(Lines of data)

────

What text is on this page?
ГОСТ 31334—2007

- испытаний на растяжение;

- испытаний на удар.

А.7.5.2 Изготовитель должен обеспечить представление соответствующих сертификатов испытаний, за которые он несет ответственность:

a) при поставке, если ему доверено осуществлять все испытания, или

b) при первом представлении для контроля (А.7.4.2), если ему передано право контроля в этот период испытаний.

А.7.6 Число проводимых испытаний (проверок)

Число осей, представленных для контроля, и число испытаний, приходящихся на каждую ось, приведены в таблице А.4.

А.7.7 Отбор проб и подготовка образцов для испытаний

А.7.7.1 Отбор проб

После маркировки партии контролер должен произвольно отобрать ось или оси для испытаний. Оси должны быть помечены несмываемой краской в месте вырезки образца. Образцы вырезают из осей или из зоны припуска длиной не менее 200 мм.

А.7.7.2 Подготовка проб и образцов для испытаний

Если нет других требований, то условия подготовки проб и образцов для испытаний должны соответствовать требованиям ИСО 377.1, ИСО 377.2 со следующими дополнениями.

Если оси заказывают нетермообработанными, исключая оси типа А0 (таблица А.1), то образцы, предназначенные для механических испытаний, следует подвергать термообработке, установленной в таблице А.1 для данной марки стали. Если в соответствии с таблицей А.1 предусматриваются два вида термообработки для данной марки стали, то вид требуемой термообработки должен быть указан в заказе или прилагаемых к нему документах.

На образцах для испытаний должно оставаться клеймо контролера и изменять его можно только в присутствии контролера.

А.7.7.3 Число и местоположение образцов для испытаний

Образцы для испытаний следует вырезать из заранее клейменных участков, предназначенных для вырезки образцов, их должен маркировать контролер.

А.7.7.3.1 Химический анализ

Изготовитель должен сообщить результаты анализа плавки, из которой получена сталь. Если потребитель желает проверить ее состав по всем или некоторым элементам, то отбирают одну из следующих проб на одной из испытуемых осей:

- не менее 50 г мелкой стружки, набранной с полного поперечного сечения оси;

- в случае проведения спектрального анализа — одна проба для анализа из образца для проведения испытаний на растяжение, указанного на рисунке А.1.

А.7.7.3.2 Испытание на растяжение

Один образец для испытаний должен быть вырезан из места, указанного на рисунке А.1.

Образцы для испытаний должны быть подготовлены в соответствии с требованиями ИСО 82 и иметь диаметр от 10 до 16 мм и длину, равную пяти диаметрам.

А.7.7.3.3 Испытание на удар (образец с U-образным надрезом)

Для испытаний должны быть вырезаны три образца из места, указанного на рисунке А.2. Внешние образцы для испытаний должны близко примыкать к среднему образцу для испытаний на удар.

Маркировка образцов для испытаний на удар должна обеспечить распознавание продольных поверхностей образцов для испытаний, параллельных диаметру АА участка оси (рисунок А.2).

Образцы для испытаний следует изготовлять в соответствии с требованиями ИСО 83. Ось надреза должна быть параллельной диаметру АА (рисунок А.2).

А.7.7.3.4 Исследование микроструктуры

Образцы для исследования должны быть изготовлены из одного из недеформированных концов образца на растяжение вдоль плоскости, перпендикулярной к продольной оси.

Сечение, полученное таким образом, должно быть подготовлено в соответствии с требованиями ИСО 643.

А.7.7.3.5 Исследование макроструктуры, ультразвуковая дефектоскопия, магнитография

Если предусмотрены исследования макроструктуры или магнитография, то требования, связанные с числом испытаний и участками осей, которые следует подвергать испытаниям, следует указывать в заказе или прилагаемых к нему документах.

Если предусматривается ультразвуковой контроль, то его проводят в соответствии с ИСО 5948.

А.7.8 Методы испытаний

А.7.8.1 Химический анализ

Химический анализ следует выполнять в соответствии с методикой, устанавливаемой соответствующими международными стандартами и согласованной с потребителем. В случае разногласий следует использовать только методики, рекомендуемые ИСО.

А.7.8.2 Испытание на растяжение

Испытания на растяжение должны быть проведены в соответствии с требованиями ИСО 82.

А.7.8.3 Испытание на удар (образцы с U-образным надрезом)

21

────

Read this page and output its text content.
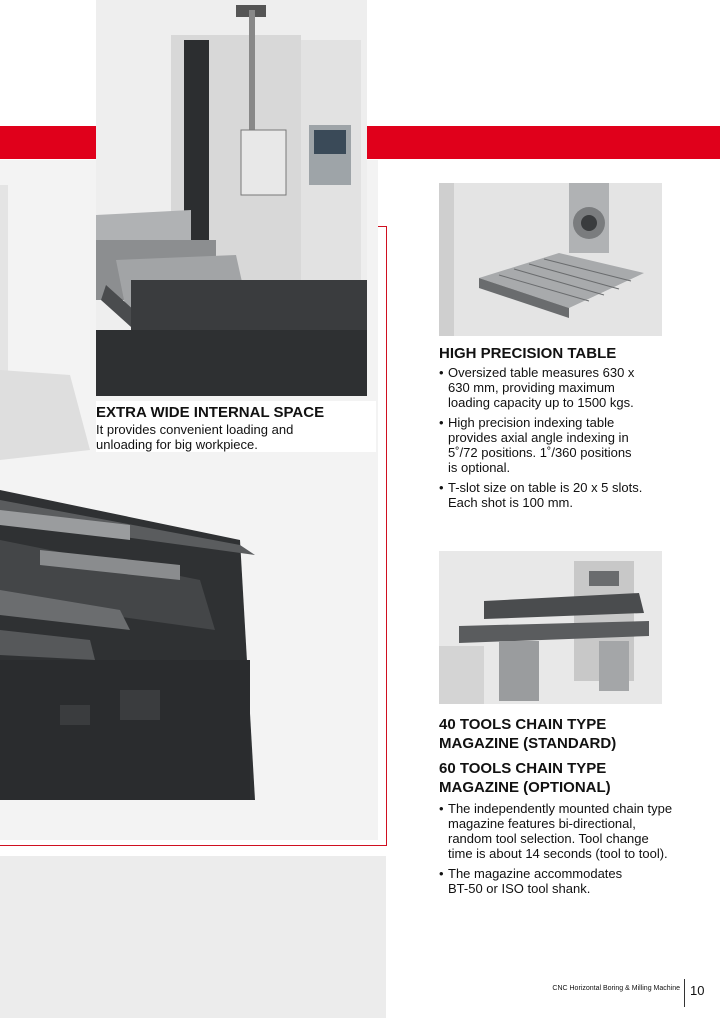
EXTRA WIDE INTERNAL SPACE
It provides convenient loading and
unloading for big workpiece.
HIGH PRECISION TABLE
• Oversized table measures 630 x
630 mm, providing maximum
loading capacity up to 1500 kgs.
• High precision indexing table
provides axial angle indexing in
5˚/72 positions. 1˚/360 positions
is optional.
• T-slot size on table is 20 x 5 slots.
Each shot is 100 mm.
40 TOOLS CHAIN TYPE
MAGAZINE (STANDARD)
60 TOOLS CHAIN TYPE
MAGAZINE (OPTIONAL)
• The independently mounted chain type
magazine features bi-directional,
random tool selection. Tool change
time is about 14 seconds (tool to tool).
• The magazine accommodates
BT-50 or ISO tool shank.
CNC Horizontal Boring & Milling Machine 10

────

Directive> Scan the records for the string "места". Copy each line in which it appears.

Exercise solution>
Один образец для испытаний должен быть вырезан из места, указанного на рисунке А.1.
Для испытаний должны быть вырезаны три образца из места, указанного на рисунке А.2. Внешние образцы для испытаний должны близко примыкать к среднему образцу для испытаний на удар.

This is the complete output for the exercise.